(Dataset entries)

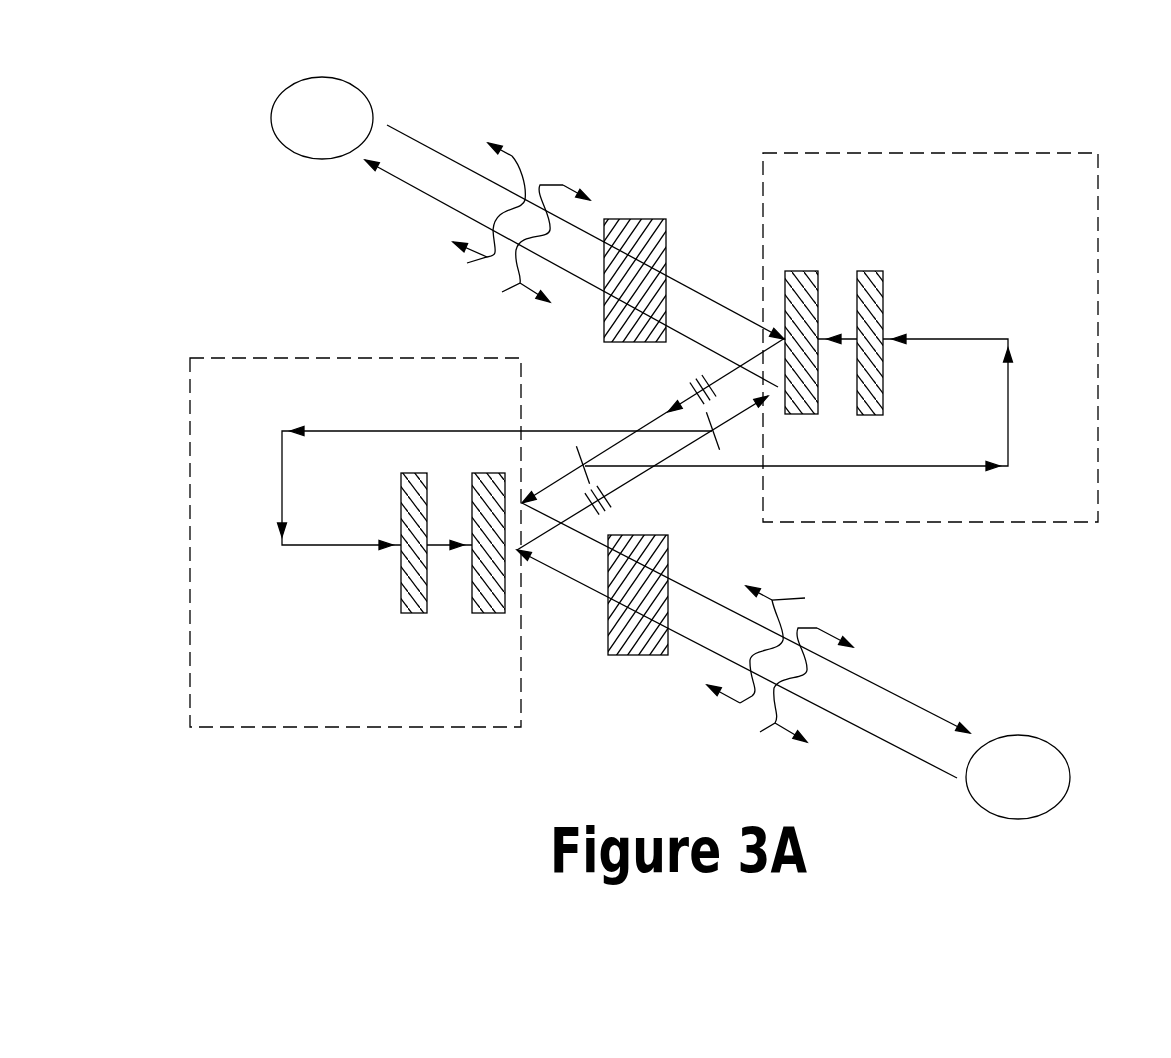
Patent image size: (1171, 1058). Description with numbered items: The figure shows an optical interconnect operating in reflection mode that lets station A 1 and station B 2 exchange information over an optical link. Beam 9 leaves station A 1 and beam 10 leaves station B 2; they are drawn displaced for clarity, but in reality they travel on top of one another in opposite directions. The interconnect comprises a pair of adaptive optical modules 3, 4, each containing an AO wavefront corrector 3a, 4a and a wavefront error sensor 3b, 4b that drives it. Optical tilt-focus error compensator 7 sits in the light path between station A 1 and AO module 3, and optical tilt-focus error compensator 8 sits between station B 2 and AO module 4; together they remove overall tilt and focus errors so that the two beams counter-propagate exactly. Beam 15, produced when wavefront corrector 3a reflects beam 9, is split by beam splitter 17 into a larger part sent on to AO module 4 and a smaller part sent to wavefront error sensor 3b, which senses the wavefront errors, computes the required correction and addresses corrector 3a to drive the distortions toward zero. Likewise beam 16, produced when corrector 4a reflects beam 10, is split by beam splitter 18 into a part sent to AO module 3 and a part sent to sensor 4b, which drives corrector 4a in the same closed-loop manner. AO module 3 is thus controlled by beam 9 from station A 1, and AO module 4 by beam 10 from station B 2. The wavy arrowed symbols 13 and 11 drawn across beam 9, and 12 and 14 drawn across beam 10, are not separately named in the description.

The first terminal A 1 is at (271, 108).
The second terminal B 2 is at (1071, 767).
The adaptive optical module 3 is at (910, 153).
The AO wavefront corrector 3a is at (812, 271).
The wavefront error sensor 3b is at (877, 271).
The adaptive optical module 4 is at (260, 727).
The AO wavefront corrector 4a is at (485, 613).
The wavefront error sensor 4b is at (416, 613).
The optical tilt-focus error compensator 7 is at (635, 219).
The optical tilt-focus error compensator 8 is at (643, 655).
The optical beam 9 is at (403, 133).
The optical beam 10 is at (575, 582).
The first wave signal 11 is at (502, 292).
The second wave signal 12 is at (805, 598).
The third wave signal 13 is at (512, 156).
The fourth wave signal 14 is at (760, 732).
The beam 15 is at (690, 386).
The beam 16 is at (605, 512).
The beam splitter 17 is at (580, 462).
The beam splitter 18 is at (715, 432).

### TASK TO COMPLETE
Output all of the records above as a two-column CSV with the headers record_text and answer, one row per record. Put each record's text and its answer in a single quoted field each, replace line breaks with spaces, and leave out the pictures.

### RESPONSE BELOW
record_text,answer
"Patent image size: (1171, 1058). Description with numbered items: The figure shows an optical interconnect operating in reflection mode that lets station A 1 and station B 2 exchange information over an optical link. Beam 9 leaves station A 1 and beam 10 leaves station B 2; they are drawn displaced for clarity, but in reality they travel on top of one another in opposite directions. The interconnect comprises a pair of adaptive optical modules 3, 4, each containing an AO wavefront corrector 3a, 4a and a wavefront error sensor 3b, 4b that drives it. Optical tilt-focus error compensator 7 sits in the light path between station A 1 and AO module 3, and optical tilt-focus error compensator 8 sits between station B 2 and AO module 4; together they remove overall tilt and focus errors so that the two beams counter-propagate exactly. Beam 15, produced when wavefront corrector 3a reflects beam 9, is split by beam splitter 17 into a larger part sent on to AO module 4 and a smaller part sent to wavefront error sensor 3b, which senses the wavefront errors, computes the required correction and addresses corrector 3a to drive the distortions toward zero. Likewise beam 16, produced when corrector 4a reflects beam 10, is split by beam splitter 18 into a part sent to AO module 3 and a part sent to sensor 4b, which drives corrector 4a in the same closed-loop manner. AO module 3 is thus controlled by beam 9 from station A 1, and AO module 4 by beam 10 from station B 2. The wavy arrowed symbols 13 and 11 drawn across beam 9, and 12 and 14 drawn across beam 10, are not separately named in the description.","The first terminal A 1 is at (271, 108). The second terminal B 2 is at (1071, 767). The adaptive optical module 3 is at (910, 153). The AO wavefront corrector 3a is at (812, 271). The wavefront error sensor 3b is at (877, 271). The adaptive optical module 4 is at (260, 727). The AO wavefront corrector 4a is at (485, 613). The wavefront error sensor 4b is at (416, 613). The optical tilt-focus error compensator 7 is at (635, 219). The optical tilt-focus error compensator 8 is at (643, 655). The optical beam 9 is at (403, 133). The optical beam 10 is at (575, 582). The first wave signal 11 is at (502, 292). The second wave signal 12 is at (805, 598). The third wave signal 13 is at (512, 156). The fourth wave signal 14 is at (760, 732). The beam 15 is at (690, 386). The beam 16 is at (605, 512). The beam splitter 17 is at (580, 462). The beam splitter 18 is at (715, 432)."